Supplied material>
+++++

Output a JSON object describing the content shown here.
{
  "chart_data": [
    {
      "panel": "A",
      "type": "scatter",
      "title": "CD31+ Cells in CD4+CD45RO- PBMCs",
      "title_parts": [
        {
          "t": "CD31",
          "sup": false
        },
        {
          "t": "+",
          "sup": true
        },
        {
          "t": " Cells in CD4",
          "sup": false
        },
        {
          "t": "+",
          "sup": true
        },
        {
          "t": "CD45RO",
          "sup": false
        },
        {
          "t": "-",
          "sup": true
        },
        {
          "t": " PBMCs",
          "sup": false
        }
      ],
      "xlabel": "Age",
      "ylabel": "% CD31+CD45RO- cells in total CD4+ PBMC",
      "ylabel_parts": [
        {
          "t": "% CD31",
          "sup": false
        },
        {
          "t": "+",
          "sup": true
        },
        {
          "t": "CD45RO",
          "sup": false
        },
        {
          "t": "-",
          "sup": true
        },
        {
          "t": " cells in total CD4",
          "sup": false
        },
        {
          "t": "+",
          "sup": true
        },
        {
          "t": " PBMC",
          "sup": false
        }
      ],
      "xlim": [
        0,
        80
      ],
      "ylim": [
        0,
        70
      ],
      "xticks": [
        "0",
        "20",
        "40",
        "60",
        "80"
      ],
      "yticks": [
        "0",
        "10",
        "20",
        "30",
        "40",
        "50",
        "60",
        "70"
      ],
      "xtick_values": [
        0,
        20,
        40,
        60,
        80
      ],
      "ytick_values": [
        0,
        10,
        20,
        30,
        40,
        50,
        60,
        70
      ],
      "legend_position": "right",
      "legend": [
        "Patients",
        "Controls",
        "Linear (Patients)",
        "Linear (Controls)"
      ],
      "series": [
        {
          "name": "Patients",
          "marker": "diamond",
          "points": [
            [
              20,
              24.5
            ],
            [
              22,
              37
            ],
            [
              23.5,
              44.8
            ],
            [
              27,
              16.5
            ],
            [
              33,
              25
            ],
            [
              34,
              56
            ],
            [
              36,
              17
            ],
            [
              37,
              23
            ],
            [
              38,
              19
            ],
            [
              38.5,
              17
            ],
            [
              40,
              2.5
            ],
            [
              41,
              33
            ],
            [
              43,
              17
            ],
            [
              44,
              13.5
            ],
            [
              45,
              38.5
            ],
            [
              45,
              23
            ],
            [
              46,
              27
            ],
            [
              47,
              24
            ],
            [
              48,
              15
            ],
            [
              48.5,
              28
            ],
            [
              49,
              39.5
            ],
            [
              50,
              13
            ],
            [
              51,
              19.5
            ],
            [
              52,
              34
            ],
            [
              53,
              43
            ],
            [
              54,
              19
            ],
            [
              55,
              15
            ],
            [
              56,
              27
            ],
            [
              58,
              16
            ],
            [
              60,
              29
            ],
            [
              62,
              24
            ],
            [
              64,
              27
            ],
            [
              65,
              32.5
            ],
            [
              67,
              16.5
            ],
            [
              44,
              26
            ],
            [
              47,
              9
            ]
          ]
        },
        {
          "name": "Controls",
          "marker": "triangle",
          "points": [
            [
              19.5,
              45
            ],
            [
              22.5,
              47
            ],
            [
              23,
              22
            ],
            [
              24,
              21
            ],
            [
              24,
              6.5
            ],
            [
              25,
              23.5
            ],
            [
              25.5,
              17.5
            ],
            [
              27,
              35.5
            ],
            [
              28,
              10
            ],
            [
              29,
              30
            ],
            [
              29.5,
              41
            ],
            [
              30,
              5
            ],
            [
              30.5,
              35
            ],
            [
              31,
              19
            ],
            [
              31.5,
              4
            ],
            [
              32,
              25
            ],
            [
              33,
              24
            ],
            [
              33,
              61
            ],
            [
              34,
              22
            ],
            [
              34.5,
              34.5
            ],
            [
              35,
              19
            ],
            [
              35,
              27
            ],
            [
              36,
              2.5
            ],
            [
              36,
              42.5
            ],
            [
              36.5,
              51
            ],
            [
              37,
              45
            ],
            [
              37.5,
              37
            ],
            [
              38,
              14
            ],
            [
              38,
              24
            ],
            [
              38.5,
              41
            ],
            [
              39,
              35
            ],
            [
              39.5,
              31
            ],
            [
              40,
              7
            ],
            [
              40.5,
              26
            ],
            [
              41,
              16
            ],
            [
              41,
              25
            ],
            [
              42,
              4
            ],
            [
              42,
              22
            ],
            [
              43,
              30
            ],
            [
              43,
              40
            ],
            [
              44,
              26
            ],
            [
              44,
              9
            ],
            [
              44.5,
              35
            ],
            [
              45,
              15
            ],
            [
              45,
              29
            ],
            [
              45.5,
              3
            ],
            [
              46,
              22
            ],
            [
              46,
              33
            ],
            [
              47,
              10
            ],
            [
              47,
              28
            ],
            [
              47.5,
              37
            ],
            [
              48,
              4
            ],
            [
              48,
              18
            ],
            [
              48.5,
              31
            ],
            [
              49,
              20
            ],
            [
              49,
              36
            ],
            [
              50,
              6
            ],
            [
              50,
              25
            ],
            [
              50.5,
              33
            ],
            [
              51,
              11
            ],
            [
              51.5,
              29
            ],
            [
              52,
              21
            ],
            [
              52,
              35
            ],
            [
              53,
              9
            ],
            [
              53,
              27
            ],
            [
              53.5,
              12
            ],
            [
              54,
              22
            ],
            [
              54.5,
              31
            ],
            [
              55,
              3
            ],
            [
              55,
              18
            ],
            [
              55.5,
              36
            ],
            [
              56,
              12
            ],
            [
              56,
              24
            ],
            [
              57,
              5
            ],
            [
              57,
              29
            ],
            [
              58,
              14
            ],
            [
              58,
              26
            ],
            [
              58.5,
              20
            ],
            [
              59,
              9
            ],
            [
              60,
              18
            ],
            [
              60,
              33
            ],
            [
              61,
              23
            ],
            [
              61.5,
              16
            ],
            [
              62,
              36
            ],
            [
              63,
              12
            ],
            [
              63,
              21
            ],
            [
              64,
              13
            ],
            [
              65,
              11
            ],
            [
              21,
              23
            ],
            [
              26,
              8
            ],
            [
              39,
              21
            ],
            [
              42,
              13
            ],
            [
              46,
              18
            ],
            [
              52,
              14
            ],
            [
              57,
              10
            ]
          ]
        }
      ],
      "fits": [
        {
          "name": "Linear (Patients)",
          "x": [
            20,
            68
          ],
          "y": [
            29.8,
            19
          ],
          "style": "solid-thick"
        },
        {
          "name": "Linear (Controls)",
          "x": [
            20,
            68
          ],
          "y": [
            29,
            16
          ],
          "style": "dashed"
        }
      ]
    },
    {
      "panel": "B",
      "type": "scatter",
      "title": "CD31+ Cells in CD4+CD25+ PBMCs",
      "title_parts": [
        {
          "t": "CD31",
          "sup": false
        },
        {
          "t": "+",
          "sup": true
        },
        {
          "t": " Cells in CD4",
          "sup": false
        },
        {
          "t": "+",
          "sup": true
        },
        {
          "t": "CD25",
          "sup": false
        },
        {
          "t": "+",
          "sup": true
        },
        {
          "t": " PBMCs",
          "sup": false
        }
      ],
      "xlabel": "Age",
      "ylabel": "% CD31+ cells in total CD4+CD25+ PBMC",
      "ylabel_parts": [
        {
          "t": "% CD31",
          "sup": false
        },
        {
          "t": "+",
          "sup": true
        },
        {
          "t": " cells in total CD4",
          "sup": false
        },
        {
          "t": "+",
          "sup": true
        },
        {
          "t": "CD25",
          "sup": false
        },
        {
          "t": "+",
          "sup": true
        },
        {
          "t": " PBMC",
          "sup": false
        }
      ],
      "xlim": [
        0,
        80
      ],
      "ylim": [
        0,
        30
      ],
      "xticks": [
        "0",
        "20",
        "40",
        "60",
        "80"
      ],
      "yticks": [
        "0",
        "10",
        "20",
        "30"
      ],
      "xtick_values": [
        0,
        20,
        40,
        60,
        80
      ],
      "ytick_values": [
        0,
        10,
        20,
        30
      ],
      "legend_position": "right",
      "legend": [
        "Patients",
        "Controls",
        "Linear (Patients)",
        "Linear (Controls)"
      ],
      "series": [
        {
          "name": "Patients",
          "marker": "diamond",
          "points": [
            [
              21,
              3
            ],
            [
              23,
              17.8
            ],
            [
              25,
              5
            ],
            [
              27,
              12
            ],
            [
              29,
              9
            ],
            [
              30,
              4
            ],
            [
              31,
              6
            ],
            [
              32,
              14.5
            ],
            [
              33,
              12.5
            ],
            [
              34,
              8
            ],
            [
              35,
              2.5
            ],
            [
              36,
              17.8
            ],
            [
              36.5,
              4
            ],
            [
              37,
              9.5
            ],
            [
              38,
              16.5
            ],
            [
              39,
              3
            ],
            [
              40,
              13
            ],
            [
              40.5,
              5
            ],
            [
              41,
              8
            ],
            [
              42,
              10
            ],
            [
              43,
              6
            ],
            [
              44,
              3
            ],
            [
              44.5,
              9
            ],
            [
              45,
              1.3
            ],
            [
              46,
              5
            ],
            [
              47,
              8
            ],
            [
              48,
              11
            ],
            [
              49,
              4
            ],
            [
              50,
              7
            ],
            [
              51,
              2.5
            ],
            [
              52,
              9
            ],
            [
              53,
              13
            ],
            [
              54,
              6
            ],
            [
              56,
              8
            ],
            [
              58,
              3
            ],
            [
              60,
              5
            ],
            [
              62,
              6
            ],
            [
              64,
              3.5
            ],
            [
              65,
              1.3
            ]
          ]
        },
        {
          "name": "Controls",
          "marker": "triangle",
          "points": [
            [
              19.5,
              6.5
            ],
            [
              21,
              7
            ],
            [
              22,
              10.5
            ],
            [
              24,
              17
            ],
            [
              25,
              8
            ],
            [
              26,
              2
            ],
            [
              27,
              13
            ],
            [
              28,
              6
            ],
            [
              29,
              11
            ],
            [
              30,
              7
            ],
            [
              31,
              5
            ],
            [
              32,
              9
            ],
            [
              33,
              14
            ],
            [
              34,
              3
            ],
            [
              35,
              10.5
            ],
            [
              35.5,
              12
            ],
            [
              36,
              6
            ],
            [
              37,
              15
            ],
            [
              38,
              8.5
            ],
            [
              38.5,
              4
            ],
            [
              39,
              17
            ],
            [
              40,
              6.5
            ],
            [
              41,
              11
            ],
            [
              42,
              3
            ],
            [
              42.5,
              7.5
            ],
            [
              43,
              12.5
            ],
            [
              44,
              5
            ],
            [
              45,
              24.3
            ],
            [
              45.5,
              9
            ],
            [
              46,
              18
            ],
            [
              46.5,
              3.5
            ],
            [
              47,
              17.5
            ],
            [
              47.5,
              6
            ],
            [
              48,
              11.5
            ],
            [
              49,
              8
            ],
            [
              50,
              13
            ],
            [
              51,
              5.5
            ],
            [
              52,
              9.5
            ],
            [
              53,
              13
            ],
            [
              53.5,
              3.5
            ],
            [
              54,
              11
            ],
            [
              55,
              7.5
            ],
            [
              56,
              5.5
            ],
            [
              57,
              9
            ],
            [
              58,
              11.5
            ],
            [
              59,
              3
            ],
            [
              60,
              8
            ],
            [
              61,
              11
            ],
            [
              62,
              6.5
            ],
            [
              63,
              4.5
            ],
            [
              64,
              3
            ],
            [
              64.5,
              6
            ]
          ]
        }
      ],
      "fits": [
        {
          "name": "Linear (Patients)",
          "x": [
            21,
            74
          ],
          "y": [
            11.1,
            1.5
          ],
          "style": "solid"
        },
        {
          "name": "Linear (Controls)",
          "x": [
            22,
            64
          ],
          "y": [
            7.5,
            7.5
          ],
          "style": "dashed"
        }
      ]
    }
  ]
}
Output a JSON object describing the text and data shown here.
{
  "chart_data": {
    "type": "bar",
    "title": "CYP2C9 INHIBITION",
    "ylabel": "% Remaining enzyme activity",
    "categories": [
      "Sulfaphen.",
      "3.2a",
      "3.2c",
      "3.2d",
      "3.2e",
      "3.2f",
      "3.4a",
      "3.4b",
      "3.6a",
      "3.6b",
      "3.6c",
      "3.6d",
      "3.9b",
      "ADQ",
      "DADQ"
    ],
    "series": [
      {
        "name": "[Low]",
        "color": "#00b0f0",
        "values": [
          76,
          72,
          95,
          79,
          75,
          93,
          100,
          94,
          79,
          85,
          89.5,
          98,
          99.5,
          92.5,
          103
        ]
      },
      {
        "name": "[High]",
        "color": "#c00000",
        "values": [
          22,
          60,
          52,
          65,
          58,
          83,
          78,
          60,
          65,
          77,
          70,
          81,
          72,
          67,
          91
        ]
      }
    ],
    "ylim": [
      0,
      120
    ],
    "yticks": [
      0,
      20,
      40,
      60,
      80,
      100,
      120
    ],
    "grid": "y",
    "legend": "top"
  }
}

+++++

Task requirements>
Tally the lines of the data that hold the string "shown". Answer with the number and nothing more.

Response area>
2